#### [Problem details]
From the entries that follow, extract each line holding the string "prace".

=== Information provided ===

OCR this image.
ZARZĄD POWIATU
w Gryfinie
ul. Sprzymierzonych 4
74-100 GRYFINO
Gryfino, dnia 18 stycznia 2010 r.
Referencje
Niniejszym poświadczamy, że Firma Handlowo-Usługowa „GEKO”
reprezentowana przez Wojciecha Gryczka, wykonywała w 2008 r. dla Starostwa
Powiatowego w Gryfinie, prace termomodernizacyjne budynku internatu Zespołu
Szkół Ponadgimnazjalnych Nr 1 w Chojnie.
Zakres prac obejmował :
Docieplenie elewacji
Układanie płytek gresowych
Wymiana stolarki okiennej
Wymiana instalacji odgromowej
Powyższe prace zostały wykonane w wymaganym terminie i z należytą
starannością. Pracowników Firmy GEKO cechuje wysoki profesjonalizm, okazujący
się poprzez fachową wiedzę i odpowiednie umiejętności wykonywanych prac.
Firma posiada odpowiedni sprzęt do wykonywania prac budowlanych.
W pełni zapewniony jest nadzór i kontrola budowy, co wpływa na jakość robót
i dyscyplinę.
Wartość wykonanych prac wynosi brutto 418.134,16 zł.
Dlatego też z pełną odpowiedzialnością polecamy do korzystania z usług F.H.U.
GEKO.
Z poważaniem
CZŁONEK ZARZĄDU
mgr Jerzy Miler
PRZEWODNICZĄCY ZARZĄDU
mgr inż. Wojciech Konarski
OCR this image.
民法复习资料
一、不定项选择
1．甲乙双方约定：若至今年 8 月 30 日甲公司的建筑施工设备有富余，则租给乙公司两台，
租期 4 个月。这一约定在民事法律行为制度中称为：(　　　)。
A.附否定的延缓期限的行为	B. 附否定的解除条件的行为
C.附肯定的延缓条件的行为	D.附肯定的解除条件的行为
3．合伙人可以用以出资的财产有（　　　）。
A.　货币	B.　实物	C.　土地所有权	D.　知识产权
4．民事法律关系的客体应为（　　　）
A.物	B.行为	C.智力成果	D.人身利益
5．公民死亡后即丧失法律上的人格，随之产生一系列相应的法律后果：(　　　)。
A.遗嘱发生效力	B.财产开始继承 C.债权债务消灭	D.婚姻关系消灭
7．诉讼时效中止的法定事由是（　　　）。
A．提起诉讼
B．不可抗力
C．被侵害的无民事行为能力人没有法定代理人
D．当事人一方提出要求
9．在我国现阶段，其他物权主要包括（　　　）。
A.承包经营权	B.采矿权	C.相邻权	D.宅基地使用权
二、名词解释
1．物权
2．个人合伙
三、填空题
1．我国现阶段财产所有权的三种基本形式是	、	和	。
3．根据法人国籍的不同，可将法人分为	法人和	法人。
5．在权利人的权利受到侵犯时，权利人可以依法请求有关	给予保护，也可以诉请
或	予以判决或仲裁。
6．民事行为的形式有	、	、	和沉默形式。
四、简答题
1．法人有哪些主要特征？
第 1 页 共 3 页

===

#### [In response]
Powiatowego w Gryfinie, prace termomodernizacyjne budynku internatu Zespołu
Powyższe prace zostały wykonane w wymaganym terminie i z należytą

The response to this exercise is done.